### TASK TO CARRY OUT
Restate all of the data exactly.

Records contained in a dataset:
--- --- ---

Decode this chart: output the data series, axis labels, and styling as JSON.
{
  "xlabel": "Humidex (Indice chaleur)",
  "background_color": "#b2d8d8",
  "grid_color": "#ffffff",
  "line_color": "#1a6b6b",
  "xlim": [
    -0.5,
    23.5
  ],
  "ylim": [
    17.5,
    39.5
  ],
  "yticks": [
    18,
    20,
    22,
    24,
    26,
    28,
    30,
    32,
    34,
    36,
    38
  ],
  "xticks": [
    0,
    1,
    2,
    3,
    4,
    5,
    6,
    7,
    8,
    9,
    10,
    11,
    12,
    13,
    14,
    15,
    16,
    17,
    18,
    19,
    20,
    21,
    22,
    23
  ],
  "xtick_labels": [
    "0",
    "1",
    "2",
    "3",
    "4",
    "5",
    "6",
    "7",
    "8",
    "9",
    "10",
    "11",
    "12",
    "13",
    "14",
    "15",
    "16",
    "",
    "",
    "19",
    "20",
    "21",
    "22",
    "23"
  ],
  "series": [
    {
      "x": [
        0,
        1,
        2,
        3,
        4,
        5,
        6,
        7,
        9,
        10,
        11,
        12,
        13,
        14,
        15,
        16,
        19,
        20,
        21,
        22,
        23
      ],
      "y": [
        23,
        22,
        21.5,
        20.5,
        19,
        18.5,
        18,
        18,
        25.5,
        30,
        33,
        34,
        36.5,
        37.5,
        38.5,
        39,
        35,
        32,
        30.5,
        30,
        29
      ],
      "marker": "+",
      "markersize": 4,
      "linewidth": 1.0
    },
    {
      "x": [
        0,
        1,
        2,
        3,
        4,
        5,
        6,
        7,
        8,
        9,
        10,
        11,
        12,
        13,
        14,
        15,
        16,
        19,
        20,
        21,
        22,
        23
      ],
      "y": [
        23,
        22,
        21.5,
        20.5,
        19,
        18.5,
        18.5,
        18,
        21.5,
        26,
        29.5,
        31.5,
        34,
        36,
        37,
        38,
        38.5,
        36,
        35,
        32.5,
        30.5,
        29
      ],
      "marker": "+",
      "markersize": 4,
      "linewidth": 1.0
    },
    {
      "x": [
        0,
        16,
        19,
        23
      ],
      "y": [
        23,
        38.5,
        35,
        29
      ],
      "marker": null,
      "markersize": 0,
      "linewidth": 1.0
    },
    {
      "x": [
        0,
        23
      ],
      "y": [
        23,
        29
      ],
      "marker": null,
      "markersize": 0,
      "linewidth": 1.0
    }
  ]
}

--- --- ---

### TASK RESULT
Decode this chart: output the data series, axis labels, and styling as JSON.
{
  "xlabel": "Humidex (Indice chaleur)",
  "background_color": "#b2d8d8",
  "grid_color": "#ffffff",
  "line_color": "#1a6b6b",
  "xlim": [
    -0.5,
    23.5
  ],
  "ylim": [
    17.5,
    39.5
  ],
  "yticks": [
    18,
    20,
    22,
    24,
    26,
    28,
    30,
    32,
    34,
    36,
    38
  ],
  "xticks": [
    0,
    1,
    2,
    3,
    4,
    5,
    6,
    7,
    8,
    9,
    10,
    11,
    12,
    13,
    14,
    15,
    16,
    17,
    18,
    19,
    20,
    21,
    22,
    23
  ],
  "xtick_labels": [
    "0",
    "1",
    "2",
    "3",
    "4",
    "5",
    "6",
    "7",
    "8",
    "9",
    "10",
    "11",
    "12",
    "13",
    "14",
    "15",
    "16",
    "",
    "",
    "19",
    "20",
    "21",
    "22",
    "23"
  ],
  "series": [
    {
      "x": [
        0,
        1,
        2,
        3,
        4,
        5,
        6,
        7,
        9,
        10,
        11,
        12,
        13,
        14,
        15,
        16,
        19,
        20,
        21,
        22,
        23
      ],
      "y": [
        23,
        22,
        21.5,
        20.5,
        19,
        18.5,
        18,
        18,
        25.5,
        30,
        33,
        34,
        36.5,
        37.5,
        38.5,
        39,
        35,
        32,
        30.5,
        30,
        29
      ],
      "marker": "+",
      "markersize": 4,
      "linewidth": 1.0
    },
    {
      "x": [
        0,
        1,
        2,
        3,
        4,
        5,
        6,
        7,
        8,
        9,
        10,
        11,
        12,
        13,
        14,
        15,
        16,
        19,
        20,
        21,
        22,
        23
      ],
      "y": [
        23,
        22,
        21.5,
        20.5,
        19,
        18.5,
        18.5,
        18,
        21.5,
        26,
        29.5,
        31.5,
        34,
        36,
        37,
        38,
        38.5,
        36,
        35,
        32.5,
        30.5,
        29
      ],
      "marker": "+",
      "markersize": 4,
      "linewidth": 1.0
    },
    {
      "x": [
        0,
        16,
        19,
        23
      ],
      "y": [
        23,
        38.5,
        35,
        29
      ],
      "marker": null,
      "markersize": 0,
      "linewidth": 1.0
    },
    {
      "x": [
        0,
        23
      ],
      "y": [
        23,
        29
      ],
      "marker": null,
      "markersize": 0,
      "linewidth": 1.0
    }
  ]
}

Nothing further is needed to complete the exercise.